> **Items**
* * * * * * * * *
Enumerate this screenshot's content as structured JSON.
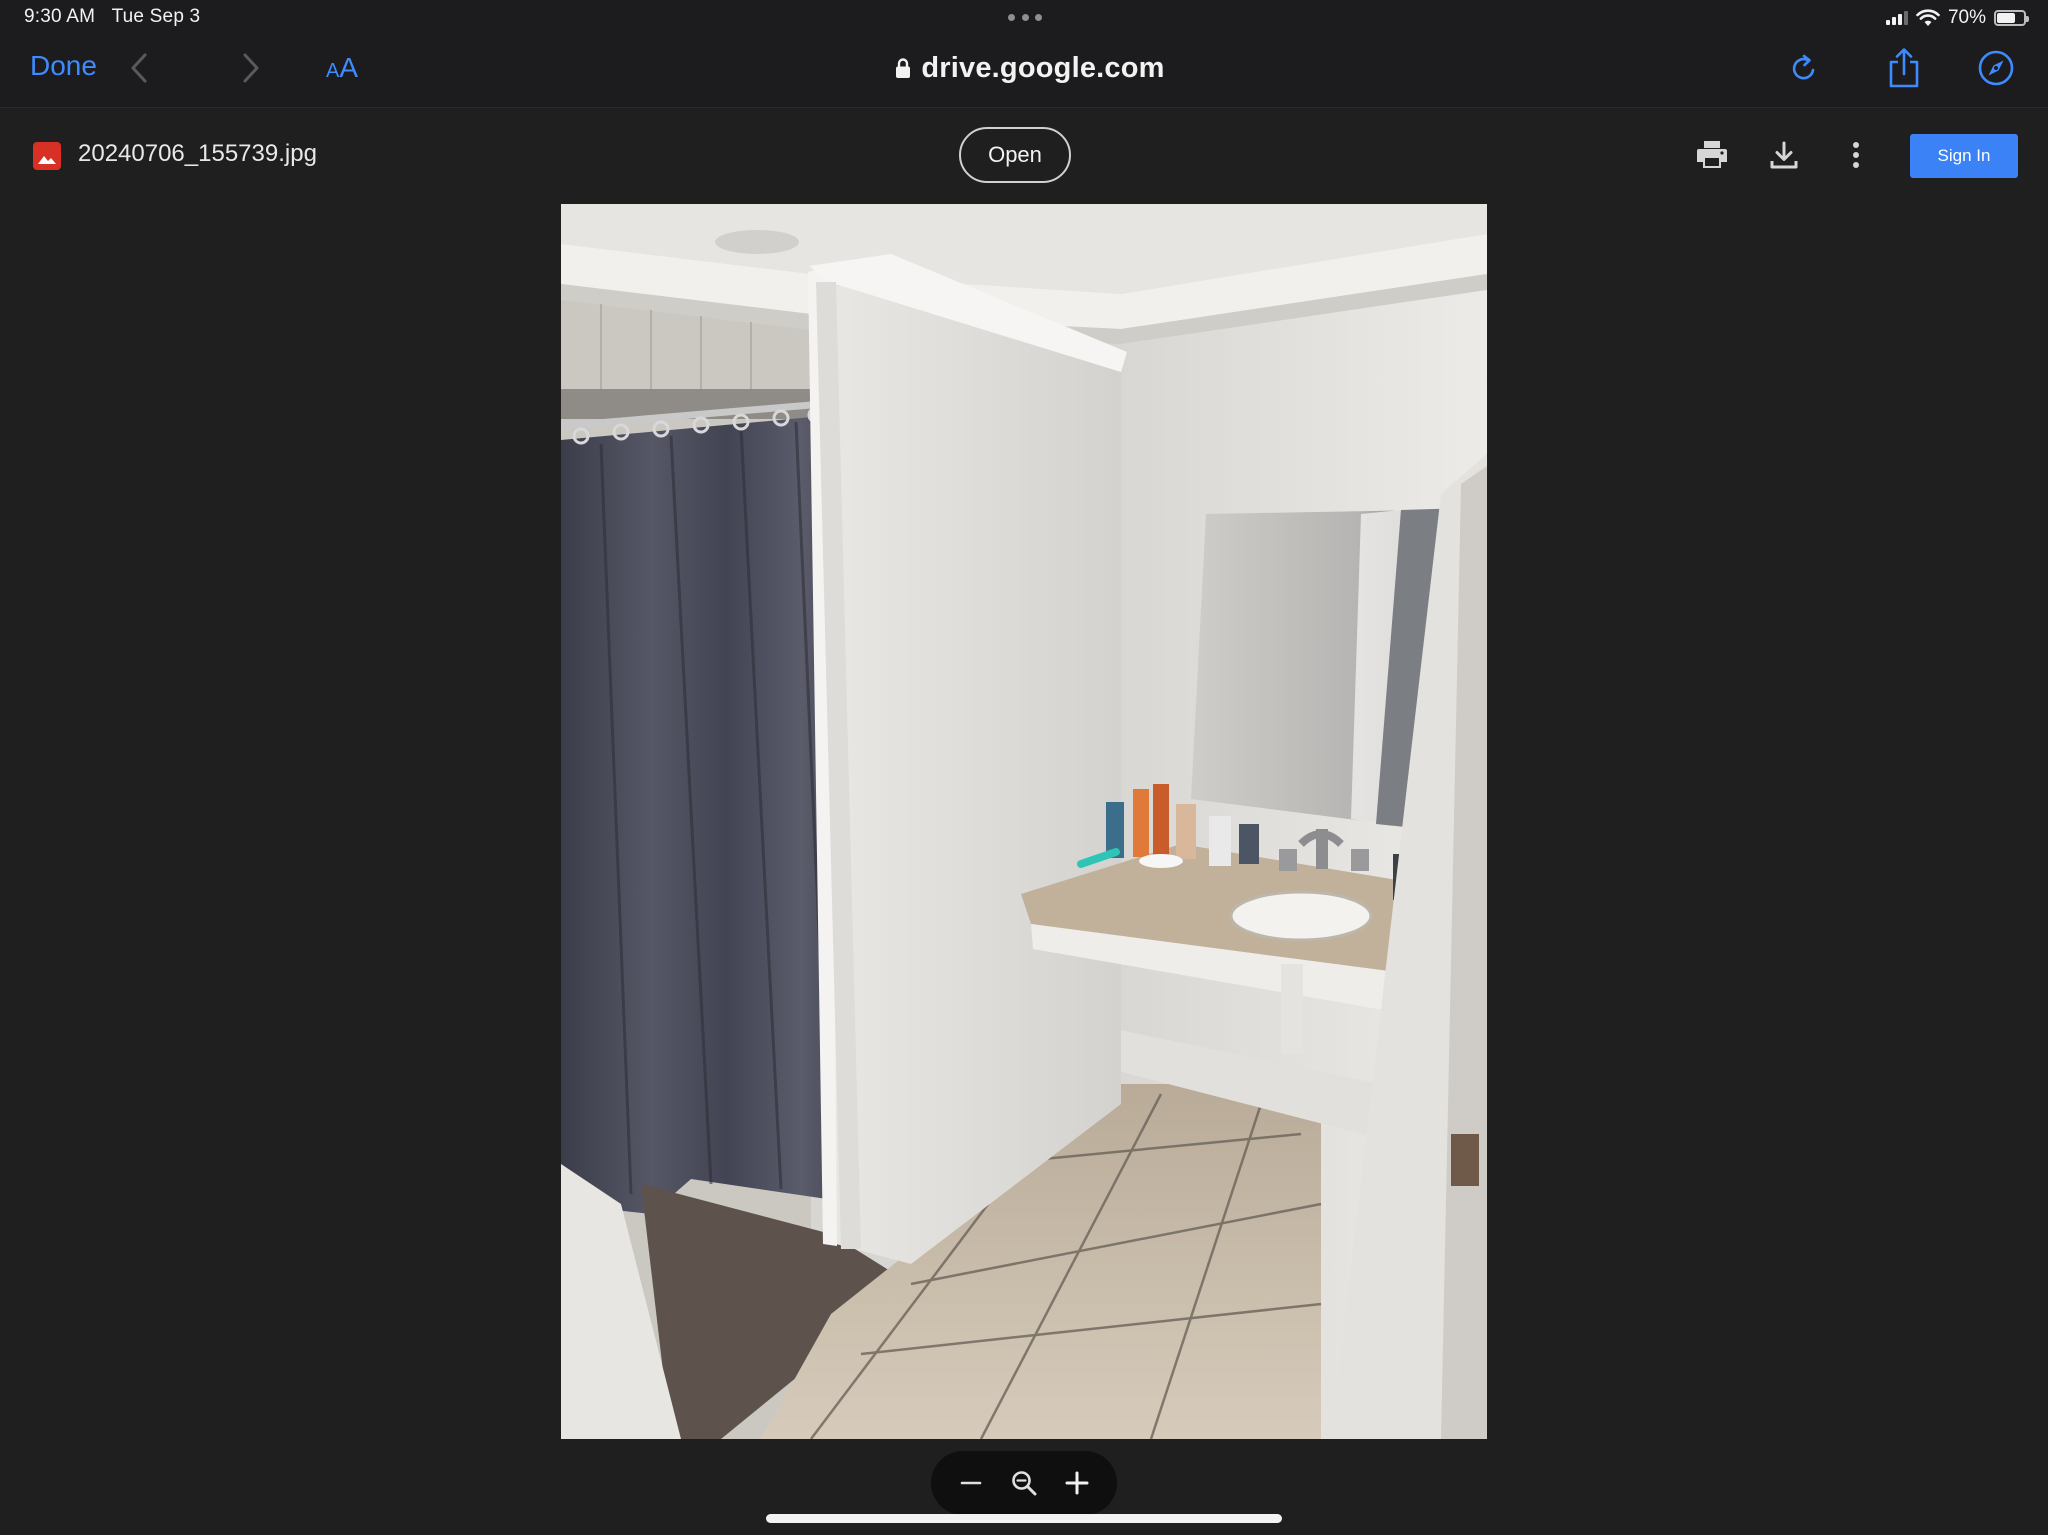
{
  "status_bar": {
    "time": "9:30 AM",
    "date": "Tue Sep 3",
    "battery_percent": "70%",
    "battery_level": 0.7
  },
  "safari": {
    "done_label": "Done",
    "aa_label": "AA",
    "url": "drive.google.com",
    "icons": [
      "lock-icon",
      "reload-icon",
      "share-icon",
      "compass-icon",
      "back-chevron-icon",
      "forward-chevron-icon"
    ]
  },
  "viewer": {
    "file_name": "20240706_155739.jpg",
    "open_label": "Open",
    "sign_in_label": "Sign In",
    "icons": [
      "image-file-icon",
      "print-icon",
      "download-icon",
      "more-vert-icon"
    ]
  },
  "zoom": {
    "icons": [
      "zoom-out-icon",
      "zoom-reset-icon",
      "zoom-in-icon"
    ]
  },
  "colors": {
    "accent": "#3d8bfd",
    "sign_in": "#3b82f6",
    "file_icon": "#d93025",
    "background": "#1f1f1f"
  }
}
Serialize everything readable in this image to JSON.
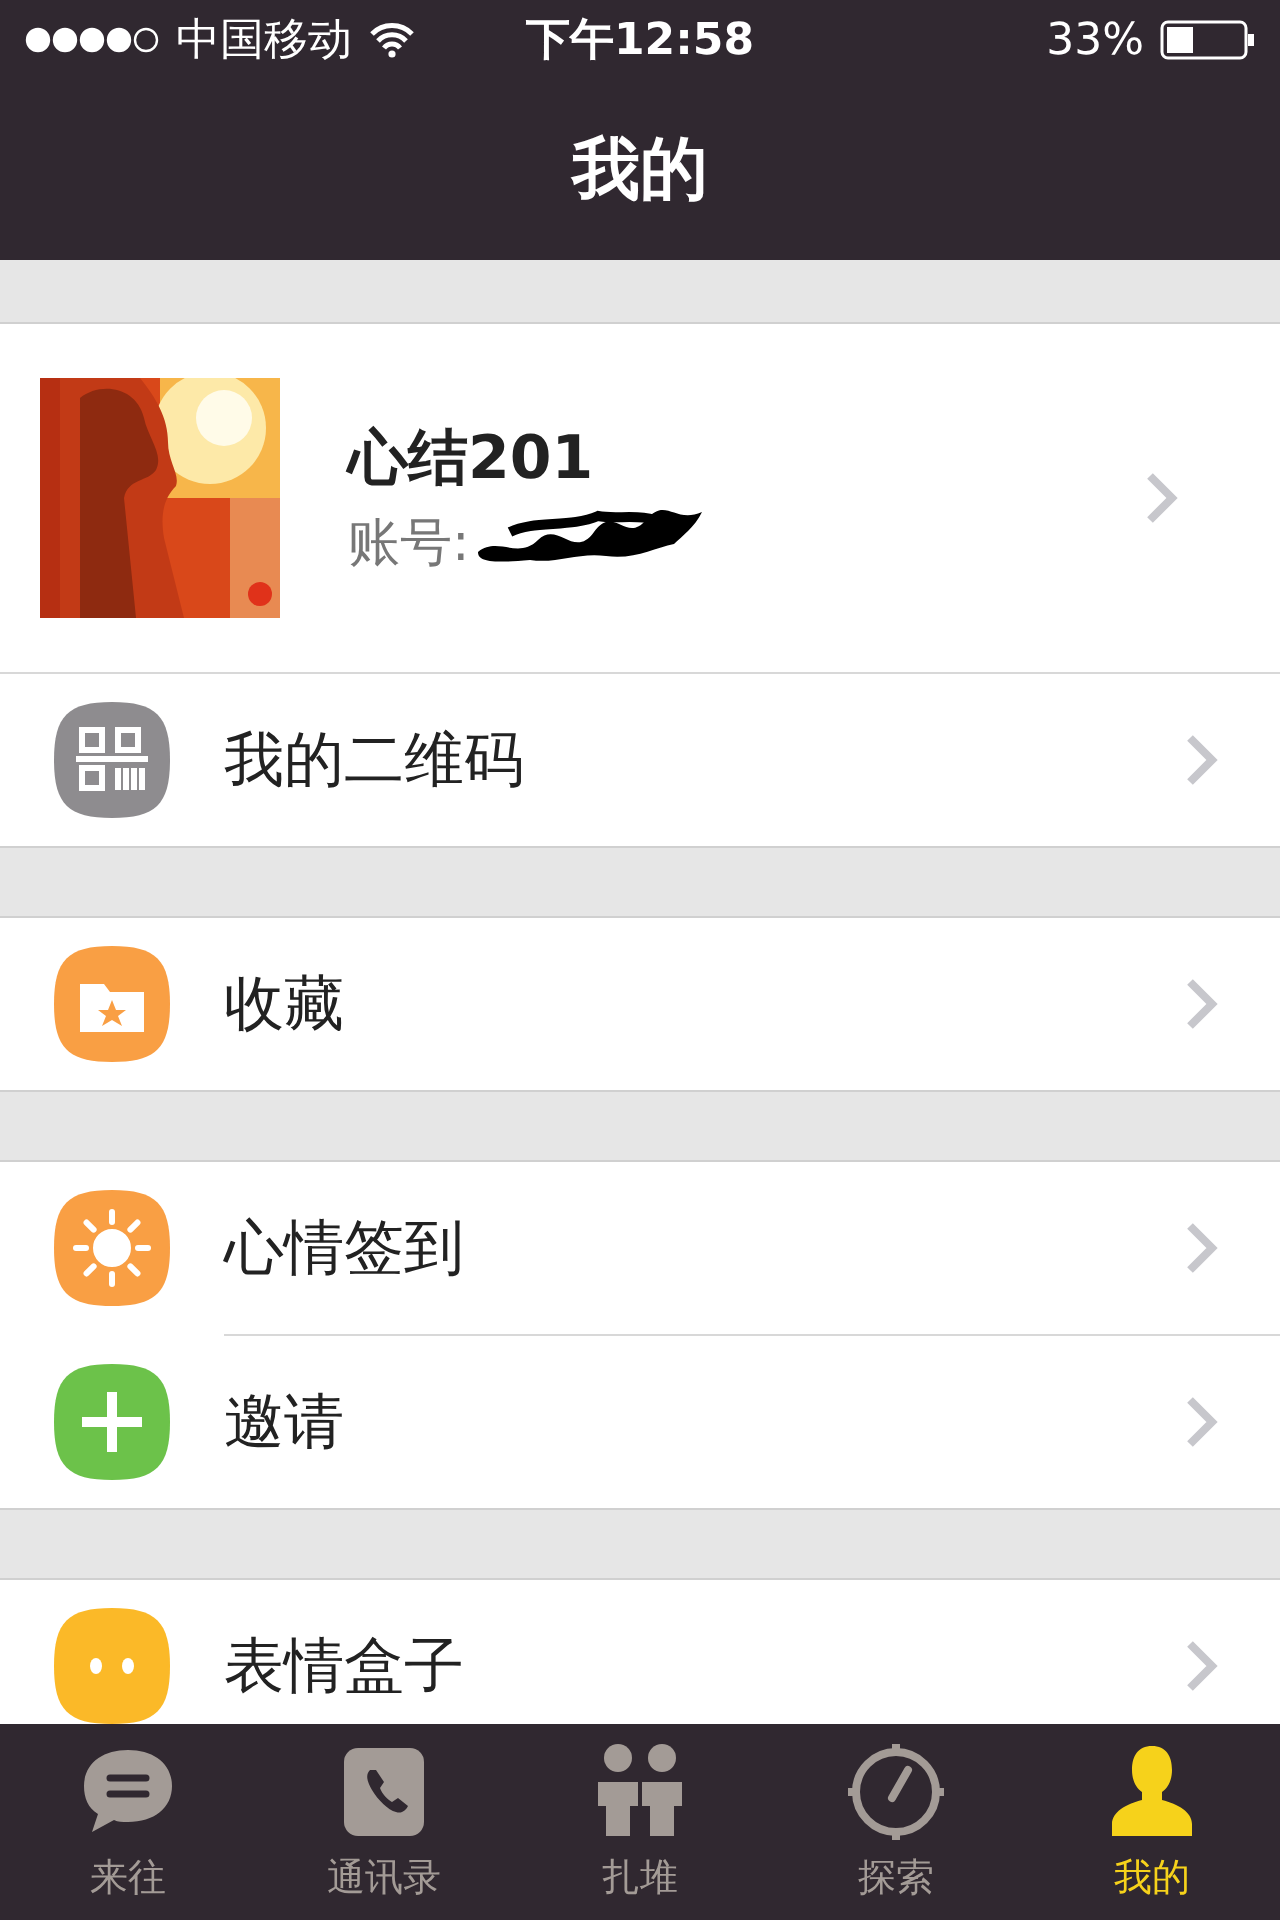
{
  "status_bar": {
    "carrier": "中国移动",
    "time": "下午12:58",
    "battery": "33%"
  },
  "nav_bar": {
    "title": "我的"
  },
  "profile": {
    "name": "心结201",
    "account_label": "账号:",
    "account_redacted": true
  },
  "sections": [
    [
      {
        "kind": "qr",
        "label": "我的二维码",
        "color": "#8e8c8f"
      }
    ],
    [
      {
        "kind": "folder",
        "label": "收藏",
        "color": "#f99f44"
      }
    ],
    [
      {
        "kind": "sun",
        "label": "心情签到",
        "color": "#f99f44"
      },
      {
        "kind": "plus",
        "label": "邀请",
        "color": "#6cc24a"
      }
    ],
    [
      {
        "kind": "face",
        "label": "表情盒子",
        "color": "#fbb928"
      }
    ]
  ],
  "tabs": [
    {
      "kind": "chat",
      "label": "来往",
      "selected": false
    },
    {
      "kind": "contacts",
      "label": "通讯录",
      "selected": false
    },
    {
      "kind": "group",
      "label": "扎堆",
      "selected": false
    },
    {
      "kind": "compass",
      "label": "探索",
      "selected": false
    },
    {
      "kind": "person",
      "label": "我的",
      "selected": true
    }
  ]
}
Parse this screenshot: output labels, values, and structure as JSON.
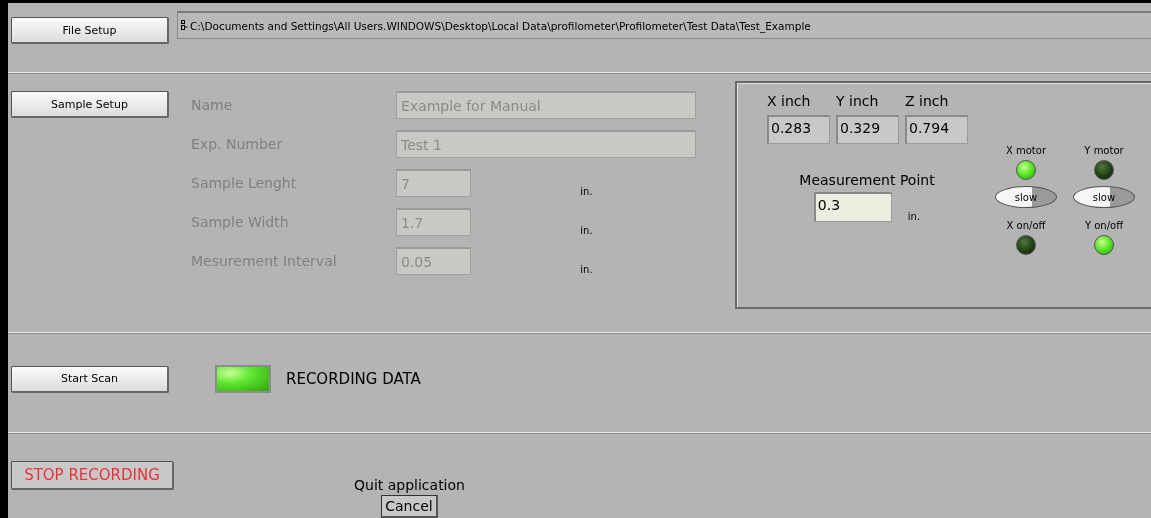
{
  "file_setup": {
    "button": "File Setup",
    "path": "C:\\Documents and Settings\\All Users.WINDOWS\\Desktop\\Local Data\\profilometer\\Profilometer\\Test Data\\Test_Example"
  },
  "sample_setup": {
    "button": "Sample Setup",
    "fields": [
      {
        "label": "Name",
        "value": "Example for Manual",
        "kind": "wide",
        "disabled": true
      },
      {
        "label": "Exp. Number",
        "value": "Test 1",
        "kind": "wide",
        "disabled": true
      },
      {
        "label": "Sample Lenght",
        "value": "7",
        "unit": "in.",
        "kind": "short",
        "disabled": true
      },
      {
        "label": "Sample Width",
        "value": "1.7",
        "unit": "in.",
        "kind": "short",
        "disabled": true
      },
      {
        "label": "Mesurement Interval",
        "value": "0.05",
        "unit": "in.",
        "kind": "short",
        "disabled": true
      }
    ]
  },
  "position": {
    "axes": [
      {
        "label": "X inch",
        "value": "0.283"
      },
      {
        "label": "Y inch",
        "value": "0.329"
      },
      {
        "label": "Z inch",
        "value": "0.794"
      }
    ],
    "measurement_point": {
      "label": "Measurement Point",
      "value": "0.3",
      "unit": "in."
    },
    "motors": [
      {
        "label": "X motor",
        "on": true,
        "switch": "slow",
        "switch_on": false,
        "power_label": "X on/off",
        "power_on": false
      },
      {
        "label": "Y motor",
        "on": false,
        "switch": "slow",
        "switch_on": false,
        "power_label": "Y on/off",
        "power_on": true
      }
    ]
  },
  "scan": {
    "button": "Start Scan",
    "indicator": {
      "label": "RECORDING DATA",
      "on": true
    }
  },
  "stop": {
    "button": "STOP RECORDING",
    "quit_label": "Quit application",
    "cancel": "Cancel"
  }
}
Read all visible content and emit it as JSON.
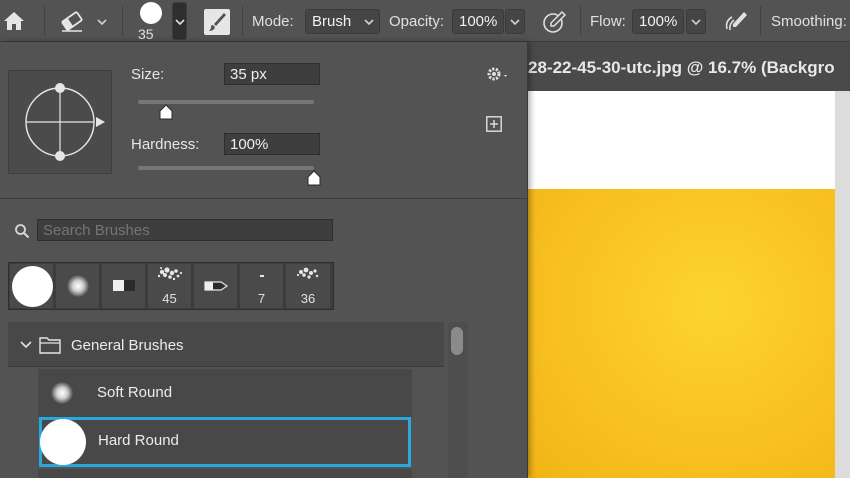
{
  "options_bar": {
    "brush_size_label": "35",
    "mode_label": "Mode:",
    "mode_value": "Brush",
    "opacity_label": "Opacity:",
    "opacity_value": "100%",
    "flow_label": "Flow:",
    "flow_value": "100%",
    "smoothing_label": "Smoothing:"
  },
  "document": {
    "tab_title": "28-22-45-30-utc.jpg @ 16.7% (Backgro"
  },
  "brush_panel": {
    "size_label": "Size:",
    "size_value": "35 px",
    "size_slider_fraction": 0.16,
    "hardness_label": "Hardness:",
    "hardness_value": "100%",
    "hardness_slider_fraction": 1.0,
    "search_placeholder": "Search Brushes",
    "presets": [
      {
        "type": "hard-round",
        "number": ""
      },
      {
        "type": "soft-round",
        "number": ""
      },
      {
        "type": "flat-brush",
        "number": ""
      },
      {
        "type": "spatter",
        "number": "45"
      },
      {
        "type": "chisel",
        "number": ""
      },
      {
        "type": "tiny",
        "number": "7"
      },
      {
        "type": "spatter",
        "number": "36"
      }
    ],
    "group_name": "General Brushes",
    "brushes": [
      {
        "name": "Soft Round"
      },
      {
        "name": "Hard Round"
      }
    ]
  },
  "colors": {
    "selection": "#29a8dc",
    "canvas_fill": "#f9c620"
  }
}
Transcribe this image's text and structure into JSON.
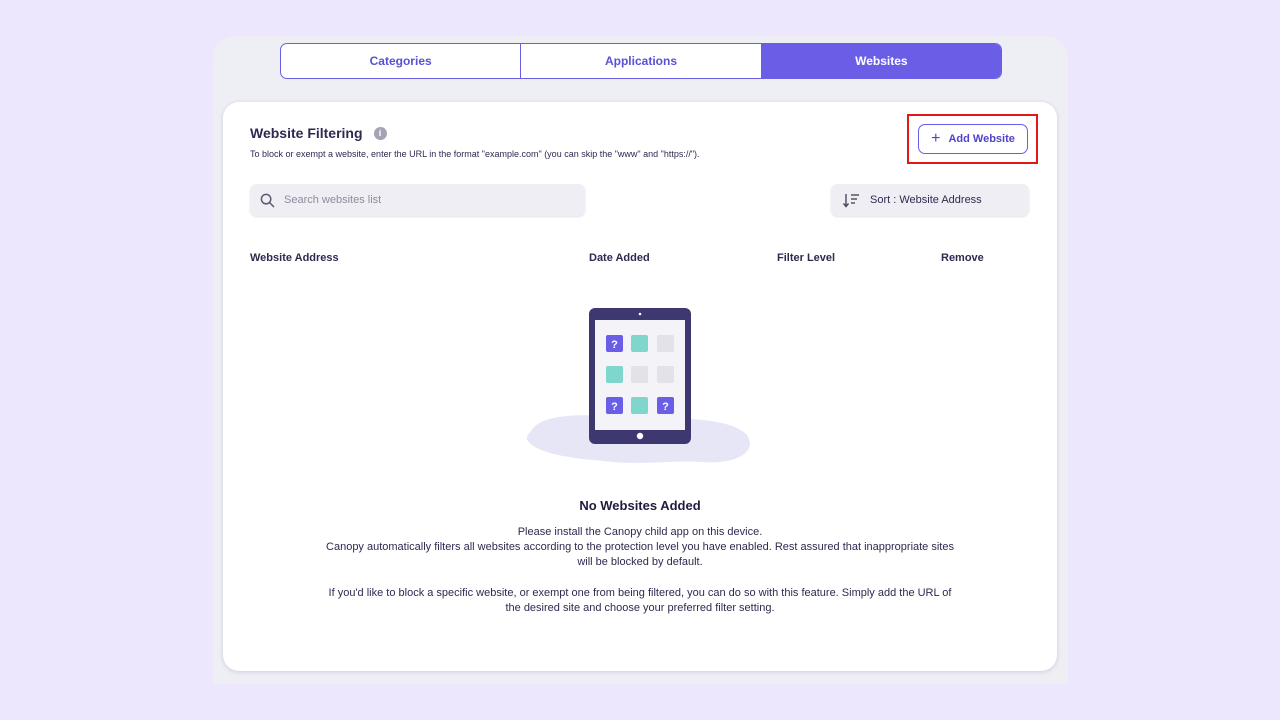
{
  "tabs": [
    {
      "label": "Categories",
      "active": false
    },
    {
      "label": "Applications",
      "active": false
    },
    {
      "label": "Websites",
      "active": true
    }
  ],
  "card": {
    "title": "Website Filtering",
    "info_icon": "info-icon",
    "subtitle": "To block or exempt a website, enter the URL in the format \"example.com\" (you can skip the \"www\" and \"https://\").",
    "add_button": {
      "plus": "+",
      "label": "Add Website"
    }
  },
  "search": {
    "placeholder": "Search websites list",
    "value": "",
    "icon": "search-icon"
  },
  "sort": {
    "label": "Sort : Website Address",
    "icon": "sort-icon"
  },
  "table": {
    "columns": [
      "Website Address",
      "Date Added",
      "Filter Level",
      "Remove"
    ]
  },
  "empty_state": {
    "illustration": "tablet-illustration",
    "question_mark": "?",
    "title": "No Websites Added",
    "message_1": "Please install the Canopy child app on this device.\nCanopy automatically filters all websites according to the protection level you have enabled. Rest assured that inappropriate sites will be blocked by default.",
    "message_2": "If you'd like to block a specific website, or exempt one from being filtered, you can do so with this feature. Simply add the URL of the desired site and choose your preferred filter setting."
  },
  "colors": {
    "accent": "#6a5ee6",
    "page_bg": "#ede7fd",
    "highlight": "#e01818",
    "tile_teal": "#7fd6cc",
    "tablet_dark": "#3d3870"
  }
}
* * * * * * * * *
> **Problem statement**
From the data above, copy out every line with the string "this" in it.

> **The response**
Enumerate this screenshot's content as structured JSON.
Serialize everything readable in this image to JSON.
Parse this screenshot: output labels, values, and structure as JSON.
Transcribe this image's text and structure into JSON.
    "message_1": "Please install the Canopy child app on this device.\nCanopy automatically filters all websites according to the protection level you have enabled. Rest assured that inappropriate sites will be blocked by default.",
    "message_2": "If you'd like to block a specific website, or exempt one from being filtered, you can do so with this feature. Simply add the URL of the desired site and choose your preferred filter setting."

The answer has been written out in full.